==== Extract
The above is really a way to draw the line of expandability. Technocracies, "Proletacracies", and other things associated to "Magic social roles" or stuff like that, were not meant for this game, so I'm not covering them. Anything around that issue should be left for the future to be discussed whether or not they should be possible.
The pol. power (or just "power") measures the ability to impose one's view on the issue of govt policies and political structure (power distribution). "one's view" is important here. The model handles political actors as selfish in the sense that they try to impose their view exclusively (although that view may not be selfish in itself). This is specially important for social classes with an administrative role. If you have a governor in a province, you don't want him to do what he wants, but in your name do what you want. You want him to do as you say, so he shouldn't have any political power. This is why the model considers empowered bureaucracy is unwanted. However, the model acknowledges it's impossible to control every bureaucrat to do what's told to do, so they in fact have some power and that's why the Bureaucracy PB is there.
The value itself (for example, a 40% power) should only be interpreted as "40% of total power".
The negotiated political structure that determines pol.powers is said to be only "nominal". The "real" pol.power distribution is a combination of the nominal values and the "De Facto Influences" of political blocks. De Facto Influences are all the things happening behind the scene that may increase the power of some. For example, the ruler may use bribes and with them make political actors support him, which in modeling terms is handled with a rise in ruler's De Facto Influence.
(these were called "ideologies" in version 2)
========
==== Given information
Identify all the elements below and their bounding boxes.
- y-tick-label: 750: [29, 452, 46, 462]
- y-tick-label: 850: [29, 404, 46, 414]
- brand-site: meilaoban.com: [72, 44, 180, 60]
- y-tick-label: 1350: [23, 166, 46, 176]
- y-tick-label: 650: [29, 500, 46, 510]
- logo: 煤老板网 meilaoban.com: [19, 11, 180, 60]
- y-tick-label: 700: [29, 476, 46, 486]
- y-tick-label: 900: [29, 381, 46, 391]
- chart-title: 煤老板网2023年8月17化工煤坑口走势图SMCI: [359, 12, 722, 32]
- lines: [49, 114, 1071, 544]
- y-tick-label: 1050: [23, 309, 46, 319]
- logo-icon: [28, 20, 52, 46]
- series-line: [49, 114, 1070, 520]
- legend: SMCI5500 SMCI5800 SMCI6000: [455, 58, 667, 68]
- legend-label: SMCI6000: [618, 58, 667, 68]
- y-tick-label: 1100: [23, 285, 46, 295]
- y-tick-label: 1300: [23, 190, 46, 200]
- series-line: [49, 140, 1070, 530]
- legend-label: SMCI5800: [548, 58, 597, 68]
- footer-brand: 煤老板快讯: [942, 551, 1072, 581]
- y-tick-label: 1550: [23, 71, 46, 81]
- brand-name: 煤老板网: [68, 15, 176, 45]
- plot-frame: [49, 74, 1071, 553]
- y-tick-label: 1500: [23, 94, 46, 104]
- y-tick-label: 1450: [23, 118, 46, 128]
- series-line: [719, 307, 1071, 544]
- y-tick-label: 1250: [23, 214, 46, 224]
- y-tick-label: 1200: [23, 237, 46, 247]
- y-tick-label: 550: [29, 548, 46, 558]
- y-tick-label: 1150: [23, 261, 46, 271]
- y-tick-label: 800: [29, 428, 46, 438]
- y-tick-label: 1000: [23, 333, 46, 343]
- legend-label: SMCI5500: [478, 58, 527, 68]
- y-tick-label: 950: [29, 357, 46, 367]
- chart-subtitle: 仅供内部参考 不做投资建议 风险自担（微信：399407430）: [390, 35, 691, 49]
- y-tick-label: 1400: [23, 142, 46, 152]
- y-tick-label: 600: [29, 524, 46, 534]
========
Instructions to follow: Retype the passage on political power from "The pol. power" to "PB is there.". These entries stand apart from the passage on political power and are unrelated to it.

Result of the exercise:
The pol. power (or just "power") measures the ability to impose one's view on the issue of govt policies and political structure (power distribution). "one's view" is important here. The model handles political actors as selfish in the sense that they try to impose their view exclusively (although that view may not be selfish in itself). This is specially important for social classes with an administrative role. If you have a governor in a province, you don't want him to do what he wants, but in your name do what you want. You want him to do as you say, so he shouldn't have any political power. This is why the model considers empowered bureaucracy is unwanted. However, the model acknowledges it's impossible to control every bureaucrat to do what's told to do, so they in fact have some power and that's why the Bureaucracy PB is there.